_GIVEN EXERCISE_
Reproduce the listing below, substituting "code-row" for each occurrence of "code-list-item" and leaving everything else unchanged. Omit any pictures from your answer.

[start]

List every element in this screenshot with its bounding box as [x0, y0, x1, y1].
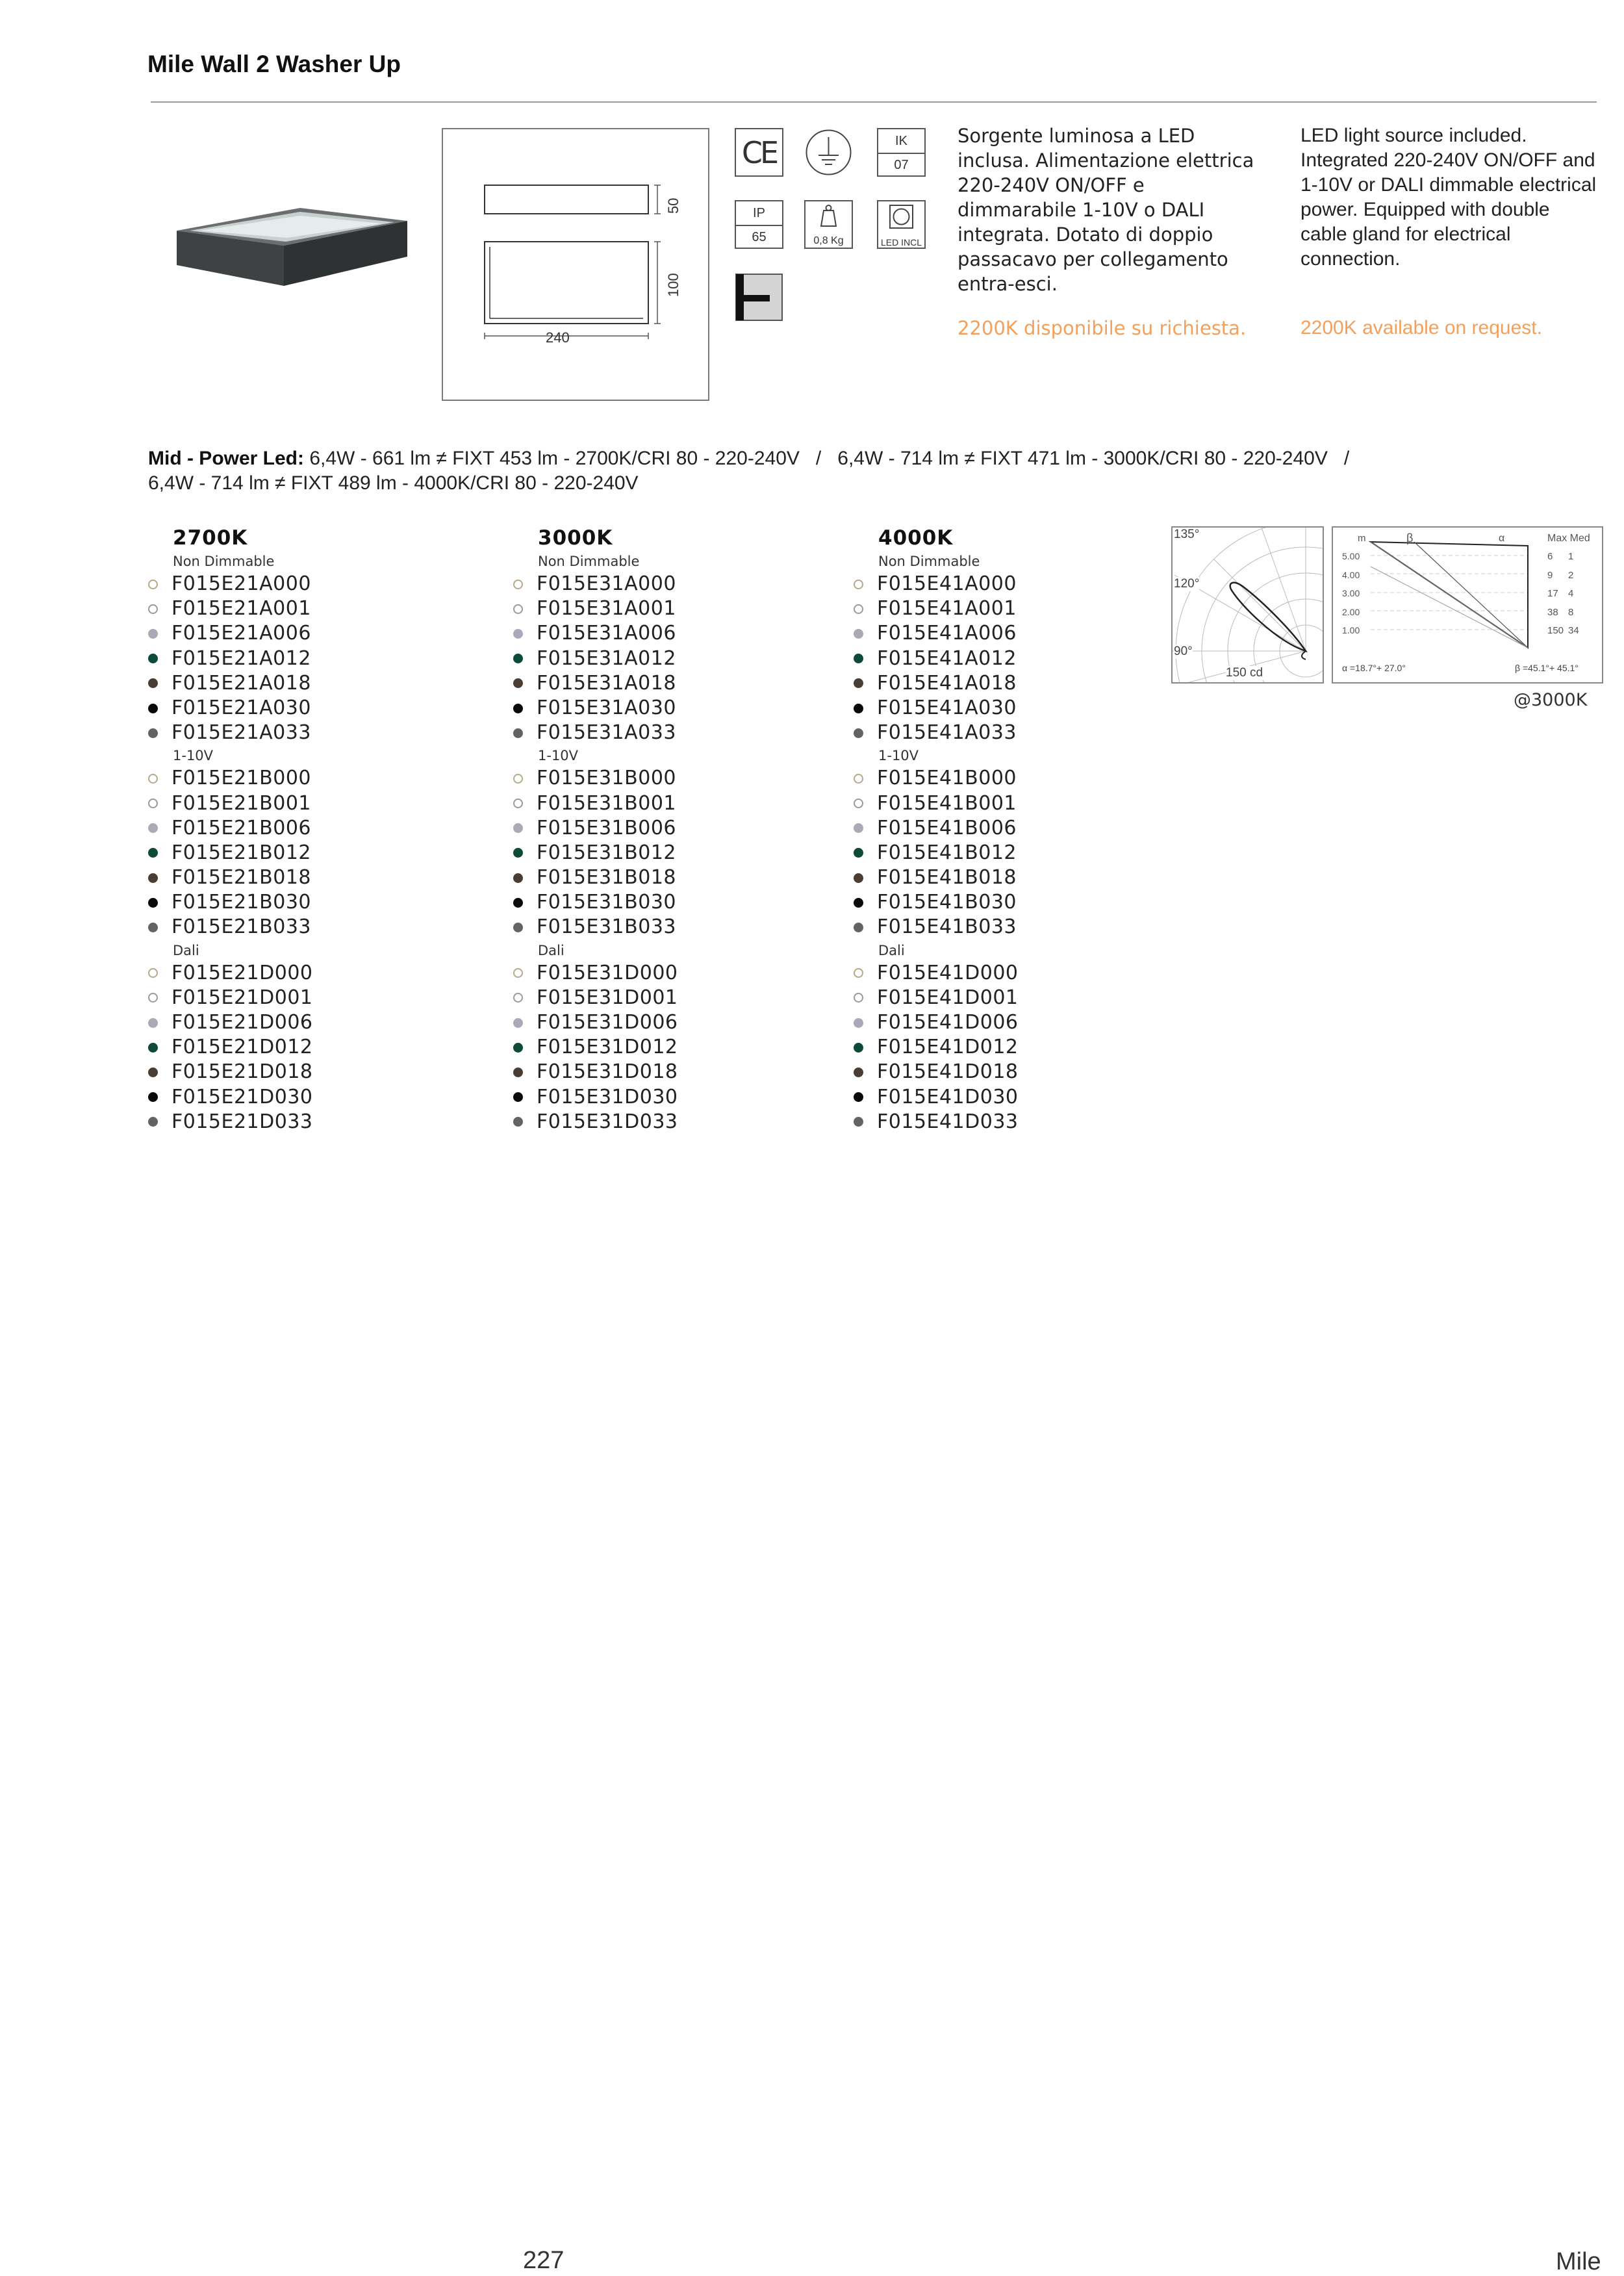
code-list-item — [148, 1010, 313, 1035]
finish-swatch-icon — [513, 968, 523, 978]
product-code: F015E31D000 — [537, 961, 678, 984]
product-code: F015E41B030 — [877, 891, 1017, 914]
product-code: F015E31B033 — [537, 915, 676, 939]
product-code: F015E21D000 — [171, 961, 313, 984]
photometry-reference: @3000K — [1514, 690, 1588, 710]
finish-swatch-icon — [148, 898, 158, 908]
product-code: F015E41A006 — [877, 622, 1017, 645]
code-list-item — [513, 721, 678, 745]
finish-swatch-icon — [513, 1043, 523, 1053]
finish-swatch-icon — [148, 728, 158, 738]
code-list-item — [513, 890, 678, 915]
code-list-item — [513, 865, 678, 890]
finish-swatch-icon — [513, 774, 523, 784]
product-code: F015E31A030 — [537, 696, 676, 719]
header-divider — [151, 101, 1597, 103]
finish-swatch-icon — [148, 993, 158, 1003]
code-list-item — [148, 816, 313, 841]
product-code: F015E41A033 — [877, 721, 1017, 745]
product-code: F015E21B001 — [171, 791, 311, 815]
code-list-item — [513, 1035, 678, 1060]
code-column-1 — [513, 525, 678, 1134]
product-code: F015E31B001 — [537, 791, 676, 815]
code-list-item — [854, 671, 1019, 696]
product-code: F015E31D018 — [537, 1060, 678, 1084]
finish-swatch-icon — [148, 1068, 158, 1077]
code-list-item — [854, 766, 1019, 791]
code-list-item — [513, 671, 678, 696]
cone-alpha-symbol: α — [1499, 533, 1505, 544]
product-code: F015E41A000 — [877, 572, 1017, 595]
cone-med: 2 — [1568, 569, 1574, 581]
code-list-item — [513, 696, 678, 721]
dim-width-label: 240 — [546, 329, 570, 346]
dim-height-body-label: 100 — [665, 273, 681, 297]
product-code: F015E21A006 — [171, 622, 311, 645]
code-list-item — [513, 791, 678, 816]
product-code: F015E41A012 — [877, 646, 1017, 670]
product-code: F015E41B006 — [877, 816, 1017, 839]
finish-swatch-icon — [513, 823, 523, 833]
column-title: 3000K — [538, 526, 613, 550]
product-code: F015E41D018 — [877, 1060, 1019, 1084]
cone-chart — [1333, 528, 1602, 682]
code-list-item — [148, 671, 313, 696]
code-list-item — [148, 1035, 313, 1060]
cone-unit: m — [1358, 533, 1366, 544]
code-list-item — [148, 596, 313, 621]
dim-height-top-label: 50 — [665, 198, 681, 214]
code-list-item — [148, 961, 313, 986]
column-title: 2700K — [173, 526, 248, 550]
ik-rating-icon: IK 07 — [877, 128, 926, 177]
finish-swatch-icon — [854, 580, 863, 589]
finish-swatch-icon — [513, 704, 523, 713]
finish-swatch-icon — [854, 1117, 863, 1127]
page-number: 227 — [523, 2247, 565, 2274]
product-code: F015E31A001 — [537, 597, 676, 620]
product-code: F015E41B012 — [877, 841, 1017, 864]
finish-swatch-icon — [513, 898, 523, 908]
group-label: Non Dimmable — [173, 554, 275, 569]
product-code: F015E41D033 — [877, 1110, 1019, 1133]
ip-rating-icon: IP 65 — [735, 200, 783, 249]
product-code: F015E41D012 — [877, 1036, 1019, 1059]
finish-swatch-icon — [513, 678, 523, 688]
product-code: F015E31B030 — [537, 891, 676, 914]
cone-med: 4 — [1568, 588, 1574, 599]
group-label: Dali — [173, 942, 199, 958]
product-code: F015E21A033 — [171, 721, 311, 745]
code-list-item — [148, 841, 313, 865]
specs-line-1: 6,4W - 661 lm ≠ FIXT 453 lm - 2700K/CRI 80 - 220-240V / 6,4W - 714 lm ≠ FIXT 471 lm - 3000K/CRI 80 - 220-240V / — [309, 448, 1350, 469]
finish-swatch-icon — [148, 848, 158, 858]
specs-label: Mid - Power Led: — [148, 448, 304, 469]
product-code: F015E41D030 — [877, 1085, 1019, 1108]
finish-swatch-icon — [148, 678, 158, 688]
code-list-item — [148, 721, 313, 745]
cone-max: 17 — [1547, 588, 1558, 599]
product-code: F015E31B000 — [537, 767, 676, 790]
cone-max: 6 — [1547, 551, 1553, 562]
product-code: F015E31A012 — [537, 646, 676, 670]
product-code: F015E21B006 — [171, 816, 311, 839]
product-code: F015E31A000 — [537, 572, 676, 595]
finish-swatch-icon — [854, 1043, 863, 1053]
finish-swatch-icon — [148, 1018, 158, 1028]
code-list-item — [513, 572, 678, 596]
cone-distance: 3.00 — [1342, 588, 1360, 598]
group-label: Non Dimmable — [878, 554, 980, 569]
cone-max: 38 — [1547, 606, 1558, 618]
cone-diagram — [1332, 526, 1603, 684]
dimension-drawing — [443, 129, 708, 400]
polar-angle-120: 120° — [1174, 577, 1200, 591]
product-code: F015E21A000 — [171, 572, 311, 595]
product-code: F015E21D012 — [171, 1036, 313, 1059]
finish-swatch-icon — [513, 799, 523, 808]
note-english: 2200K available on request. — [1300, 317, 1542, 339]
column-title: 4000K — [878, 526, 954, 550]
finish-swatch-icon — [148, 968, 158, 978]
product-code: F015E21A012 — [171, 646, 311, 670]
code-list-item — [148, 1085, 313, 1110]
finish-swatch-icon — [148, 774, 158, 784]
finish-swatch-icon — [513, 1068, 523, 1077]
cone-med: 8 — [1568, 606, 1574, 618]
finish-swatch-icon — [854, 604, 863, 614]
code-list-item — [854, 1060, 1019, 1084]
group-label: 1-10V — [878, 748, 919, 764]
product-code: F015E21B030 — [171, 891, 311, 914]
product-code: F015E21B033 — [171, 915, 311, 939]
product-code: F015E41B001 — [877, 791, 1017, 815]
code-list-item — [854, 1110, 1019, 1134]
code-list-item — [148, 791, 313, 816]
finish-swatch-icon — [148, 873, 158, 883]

[end]

_THE RESULT_
List every element in this screenshot with its bounding box as [x0, y0, x1, y1].
code-row — [148, 1010, 313, 1035]
finish-swatch-icon — [513, 968, 523, 978]
product-code: F015E31D000 — [537, 961, 678, 984]
product-code: F015E41B030 — [877, 891, 1017, 914]
product-code: F015E31B033 — [537, 915, 676, 939]
product-code: F015E21D000 — [171, 961, 313, 984]
photometry-reference: @3000K — [1514, 690, 1588, 710]
finish-swatch-icon — [148, 898, 158, 908]
product-code: F015E41A006 — [877, 622, 1017, 645]
code-row — [513, 721, 678, 745]
finish-swatch-icon — [513, 1043, 523, 1053]
finish-swatch-icon — [148, 728, 158, 738]
code-row — [513, 890, 678, 915]
code-row — [513, 865, 678, 890]
finish-swatch-icon — [513, 774, 523, 784]
product-code: F015E31A030 — [537, 696, 676, 719]
header-divider — [151, 101, 1597, 103]
finish-swatch-icon — [148, 993, 158, 1003]
code-row — [148, 816, 313, 841]
product-code: F015E41A033 — [877, 721, 1017, 745]
product-code: F015E21B001 — [171, 791, 311, 815]
code-row — [513, 1035, 678, 1060]
code-column-1 — [513, 525, 678, 1134]
product-code: F015E31B001 — [537, 791, 676, 815]
code-row — [854, 671, 1019, 696]
product-code: F015E31D018 — [537, 1060, 678, 1084]
finish-swatch-icon — [148, 1068, 158, 1077]
code-row — [854, 766, 1019, 791]
code-row — [513, 671, 678, 696]
cone-alpha-symbol: α — [1499, 533, 1505, 544]
product-code: F015E41A000 — [877, 572, 1017, 595]
cone-med: 2 — [1568, 569, 1574, 581]
code-row — [513, 696, 678, 721]
dim-width-label: 240 — [546, 329, 570, 346]
dim-height-body-label: 100 — [665, 273, 681, 297]
product-code: F015E21A006 — [171, 622, 311, 645]
code-row — [513, 791, 678, 816]
product-code: F015E41A012 — [877, 646, 1017, 670]
product-code: F015E41B006 — [877, 816, 1017, 839]
finish-swatch-icon — [513, 823, 523, 833]
column-title: 3000K — [538, 526, 613, 550]
product-code: F015E41D018 — [877, 1060, 1019, 1084]
cone-chart — [1333, 528, 1602, 682]
code-row — [148, 671, 313, 696]
code-row — [148, 1035, 313, 1060]
cone-unit: m — [1358, 533, 1366, 544]
code-row — [148, 596, 313, 621]
dim-height-top-label: 50 — [665, 198, 681, 214]
code-row — [148, 961, 313, 986]
column-title: 2700K — [173, 526, 248, 550]
ik-rating-icon: IK 07 — [877, 128, 926, 177]
finish-swatch-icon — [854, 580, 863, 589]
finish-swatch-icon — [513, 704, 523, 713]
finish-swatch-icon — [854, 1117, 863, 1127]
page-number: 227 — [523, 2247, 565, 2274]
product-code: F015E31A001 — [537, 597, 676, 620]
product-code: F015E41B012 — [877, 841, 1017, 864]
finish-swatch-icon — [513, 898, 523, 908]
group-label: Non Dimmable — [173, 554, 275, 569]
product-code: F015E41D033 — [877, 1110, 1019, 1133]
ip-rating-icon: IP 65 — [735, 200, 783, 249]
product-code: F015E41D012 — [877, 1036, 1019, 1059]
finish-swatch-icon — [513, 678, 523, 688]
product-code: F015E31B030 — [537, 891, 676, 914]
cone-med: 4 — [1568, 588, 1574, 599]
group-label: Dali — [173, 942, 199, 958]
product-code: F015E21A033 — [171, 721, 311, 745]
code-row — [148, 841, 313, 865]
specs-line-1: 6,4W - 661 lm ≠ FIXT 453 lm - 2700K/CRI 80 - 220-240V / 6,4W - 714 lm ≠ FIXT 471 lm - 3000K/CRI 80 - 220-240V / — [309, 448, 1350, 469]
finish-swatch-icon — [148, 848, 158, 858]
specs-label: Mid - Power Led: — [148, 448, 304, 469]
product-code: F015E41D030 — [877, 1085, 1019, 1108]
finish-swatch-icon — [148, 678, 158, 688]
code-row — [148, 721, 313, 745]
cone-max: 17 — [1547, 588, 1558, 599]
product-code: F015E31B000 — [537, 767, 676, 790]
cone-max: 6 — [1547, 551, 1553, 562]
product-code: F015E31A012 — [537, 646, 676, 670]
product-code: F015E21B006 — [171, 816, 311, 839]
product-code: F015E31A000 — [537, 572, 676, 595]
finish-swatch-icon — [854, 1043, 863, 1053]
finish-swatch-icon — [148, 1018, 158, 1028]
code-row — [513, 572, 678, 596]
cone-distance: 3.00 — [1342, 588, 1360, 598]
group-label: Non Dimmable — [878, 554, 980, 569]
cone-max: 38 — [1547, 606, 1558, 618]
cone-diagram — [1332, 526, 1603, 684]
dimension-drawing — [443, 129, 708, 400]
polar-angle-120: 120° — [1174, 577, 1200, 591]
product-code: F015E21A000 — [171, 572, 311, 595]
product-code: F015E21D012 — [171, 1036, 313, 1059]
finish-swatch-icon — [513, 799, 523, 808]
note-english: 2200K available on request. — [1300, 317, 1542, 339]
column-title: 4000K — [878, 526, 954, 550]
finish-swatch-icon — [148, 968, 158, 978]
product-code: F015E21A012 — [171, 646, 311, 670]
code-row — [148, 1085, 313, 1110]
finish-swatch-icon — [148, 774, 158, 784]
finish-swatch-icon — [513, 1068, 523, 1077]
cone-med: 8 — [1568, 606, 1574, 618]
finish-swatch-icon — [854, 604, 863, 614]
code-row — [854, 1060, 1019, 1084]
group-label: 1-10V — [878, 748, 919, 764]
product-code: F015E21B030 — [171, 891, 311, 914]
product-code: F015E21B033 — [171, 915, 311, 939]
product-code: F015E41B001 — [877, 791, 1017, 815]
code-row — [854, 1110, 1019, 1134]
code-row — [148, 791, 313, 816]
finish-swatch-icon — [148, 873, 158, 883]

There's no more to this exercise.